*THE REQUEST*
Copy every entry below word for word, keeping each line unchanged.

****

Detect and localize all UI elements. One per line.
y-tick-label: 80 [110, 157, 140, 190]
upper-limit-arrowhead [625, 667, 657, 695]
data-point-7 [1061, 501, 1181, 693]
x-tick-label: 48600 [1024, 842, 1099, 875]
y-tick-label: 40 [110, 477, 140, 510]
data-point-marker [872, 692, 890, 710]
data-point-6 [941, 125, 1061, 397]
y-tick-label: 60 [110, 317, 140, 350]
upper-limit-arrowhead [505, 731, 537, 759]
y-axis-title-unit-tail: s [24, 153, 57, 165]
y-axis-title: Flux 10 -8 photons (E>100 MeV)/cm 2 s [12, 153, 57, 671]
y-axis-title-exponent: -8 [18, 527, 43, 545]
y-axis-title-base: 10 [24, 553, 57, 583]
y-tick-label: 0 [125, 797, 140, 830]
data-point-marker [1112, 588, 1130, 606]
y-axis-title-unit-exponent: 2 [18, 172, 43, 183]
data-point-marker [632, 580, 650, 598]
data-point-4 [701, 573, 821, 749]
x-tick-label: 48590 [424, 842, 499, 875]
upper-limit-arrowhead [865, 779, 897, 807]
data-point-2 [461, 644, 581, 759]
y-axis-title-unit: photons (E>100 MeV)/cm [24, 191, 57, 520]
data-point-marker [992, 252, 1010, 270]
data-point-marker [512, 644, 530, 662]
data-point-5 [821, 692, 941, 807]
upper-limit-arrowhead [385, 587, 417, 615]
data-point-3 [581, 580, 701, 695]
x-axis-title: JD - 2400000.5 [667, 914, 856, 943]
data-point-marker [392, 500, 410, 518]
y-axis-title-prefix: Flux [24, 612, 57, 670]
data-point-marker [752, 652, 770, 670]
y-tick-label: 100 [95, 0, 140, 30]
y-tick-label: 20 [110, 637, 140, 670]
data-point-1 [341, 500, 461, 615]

****

*SOLUTION TO THIS EXERCISE*
Detect and localize all UI elements. One per line.
y-tick-label: 80 [110, 157, 140, 190]
upper-limit-arrowhead [625, 667, 657, 695]
data-point-7 [1061, 501, 1181, 693]
x-tick-label: 48600 [1024, 842, 1099, 875]
y-tick-label: 40 [110, 477, 140, 510]
data-point-marker [872, 692, 890, 710]
data-point-6 [941, 125, 1061, 397]
y-tick-label: 60 [110, 317, 140, 350]
upper-limit-arrowhead [505, 731, 537, 759]
y-axis-title-unit-tail: s [24, 153, 57, 165]
y-axis-title: Flux 10 -8 photons (E>100 MeV)/cm 2 s [12, 153, 57, 671]
y-axis-title-exponent: -8 [18, 527, 43, 545]
y-axis-title-base: 10 [24, 553, 57, 583]
y-tick-label: 0 [125, 797, 140, 830]
data-point-marker [1112, 588, 1130, 606]
y-axis-title-unit-exponent: 2 [18, 172, 43, 183]
data-point-marker [632, 580, 650, 598]
data-point-4 [701, 573, 821, 749]
x-tick-label: 48590 [424, 842, 499, 875]
upper-limit-arrowhead [865, 779, 897, 807]
data-point-2 [461, 644, 581, 759]
y-axis-title-unit: photons (E>100 MeV)/cm [24, 191, 57, 520]
data-point-marker [992, 252, 1010, 270]
data-point-marker [512, 644, 530, 662]
data-point-5 [821, 692, 941, 807]
upper-limit-arrowhead [385, 587, 417, 615]
data-point-3 [581, 580, 701, 695]
x-axis-title: JD - 2400000.5 [667, 914, 856, 943]
data-point-marker [392, 500, 410, 518]
y-axis-title-prefix: Flux [24, 612, 57, 670]
data-point-marker [752, 652, 770, 670]
y-tick-label: 100 [95, 0, 140, 30]
y-tick-label: 20 [110, 637, 140, 670]
data-point-1 [341, 500, 461, 615]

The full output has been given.